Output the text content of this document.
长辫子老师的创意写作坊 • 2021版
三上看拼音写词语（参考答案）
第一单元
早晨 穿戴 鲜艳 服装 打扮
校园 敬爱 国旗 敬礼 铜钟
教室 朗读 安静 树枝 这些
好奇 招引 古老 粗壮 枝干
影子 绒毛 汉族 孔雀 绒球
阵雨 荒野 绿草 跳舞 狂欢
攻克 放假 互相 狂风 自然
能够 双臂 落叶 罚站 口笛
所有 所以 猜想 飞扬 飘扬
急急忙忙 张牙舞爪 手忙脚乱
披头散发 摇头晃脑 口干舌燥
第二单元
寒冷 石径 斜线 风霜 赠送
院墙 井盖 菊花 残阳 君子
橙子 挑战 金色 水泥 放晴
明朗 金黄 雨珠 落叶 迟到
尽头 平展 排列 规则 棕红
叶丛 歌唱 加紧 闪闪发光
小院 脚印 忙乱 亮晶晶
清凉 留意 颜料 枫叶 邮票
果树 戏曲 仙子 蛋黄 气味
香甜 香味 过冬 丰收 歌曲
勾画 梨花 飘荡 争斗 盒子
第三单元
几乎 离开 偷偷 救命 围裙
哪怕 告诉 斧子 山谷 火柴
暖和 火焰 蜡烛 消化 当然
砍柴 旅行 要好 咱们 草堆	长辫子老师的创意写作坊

Stated exercise
Restate each record word for word.

Written solution
Output the text content of this document.
长辫子老师的创意写作坊 • 2021版
三上看拼音写词语（参考答案）
第一单元
早晨 穿戴 鲜艳 服装 打扮
校园 敬爱 国旗 敬礼 铜钟
教室 朗读 安静 树枝 这些
好奇 招引 古老 粗壮 枝干
影子 绒毛 汉族 孔雀 绒球
阵雨 荒野 绿草 跳舞 狂欢
攻克 放假 互相 狂风 自然
能够 双臂 落叶 罚站 口笛
所有 所以 猜想 飞扬 飘扬
急急忙忙 张牙舞爪 手忙脚乱
披头散发 摇头晃脑 口干舌燥
第二单元
寒冷 石径 斜线 风霜 赠送
院墙 井盖 菊花 残阳 君子
橙子 挑战 金色 水泥 放晴
明朗 金黄 雨珠 落叶 迟到
尽头 平展 排列 规则 棕红
叶丛 歌唱 加紧 闪闪发光
小院 脚印 忙乱 亮晶晶
清凉 留意 颜料 枫叶 邮票
果树 戏曲 仙子 蛋黄 气味
香甜 香味 过冬 丰收 歌曲
勾画 梨花 飘荡 争斗 盒子
第三单元
几乎 离开 偷偷 救命 围裙
哪怕 告诉 斧子 山谷 火柴
暖和 火焰 蜡烛 消化 当然
砍柴 旅行 要好 咱们 草堆	长辫子老师的创意写作坊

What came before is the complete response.